======== Data records

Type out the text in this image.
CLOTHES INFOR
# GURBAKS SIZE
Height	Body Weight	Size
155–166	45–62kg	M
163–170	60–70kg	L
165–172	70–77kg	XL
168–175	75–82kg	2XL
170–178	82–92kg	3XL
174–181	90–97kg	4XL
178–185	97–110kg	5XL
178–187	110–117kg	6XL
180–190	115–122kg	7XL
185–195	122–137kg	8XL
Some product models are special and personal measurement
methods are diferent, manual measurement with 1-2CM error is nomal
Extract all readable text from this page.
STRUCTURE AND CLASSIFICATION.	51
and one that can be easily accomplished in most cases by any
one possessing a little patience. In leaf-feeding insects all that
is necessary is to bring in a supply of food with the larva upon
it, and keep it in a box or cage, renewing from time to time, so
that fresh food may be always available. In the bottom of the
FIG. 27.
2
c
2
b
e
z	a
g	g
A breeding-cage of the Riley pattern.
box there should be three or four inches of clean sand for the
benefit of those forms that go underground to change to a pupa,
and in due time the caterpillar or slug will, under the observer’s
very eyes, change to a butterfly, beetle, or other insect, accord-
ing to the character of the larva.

================

Written task |
Output every entry shown above, exactly.

Full output |
Type out the text in this image.
CLOTHES INFOR
# GURBAKS SIZE
Height	Body Weight	Size
155–166	45–62kg	M
163–170	60–70kg	L
165–172	70–77kg	XL
168–175	75–82kg	2XL
170–178	82–92kg	3XL
174–181	90–97kg	4XL
178–185	97–110kg	5XL
178–187	110–117kg	6XL
180–190	115–122kg	7XL
185–195	122–137kg	8XL
Some product models are special and personal measurement
methods are diferent, manual measurement with 1-2CM error is nomal
Extract all readable text from this page.
STRUCTURE AND CLASSIFICATION.	51
and one that can be easily accomplished in most cases by any
one possessing a little patience. In leaf-feeding insects all that
is necessary is to bring in a supply of food with the larva upon
it, and keep it in a box or cage, renewing from time to time, so
that fresh food may be always available. In the bottom of the
FIG. 27.
2
c
2
b
e
z	a
g	g
A breeding-cage of the Riley pattern.
box there should be three or four inches of clean sand for the
benefit of those forms that go underground to change to a pupa,
and in due time the caterpillar or slug will, under the observer’s
very eyes, change to a butterfly, beetle, or other insect, accord-
ing to the character of the larva.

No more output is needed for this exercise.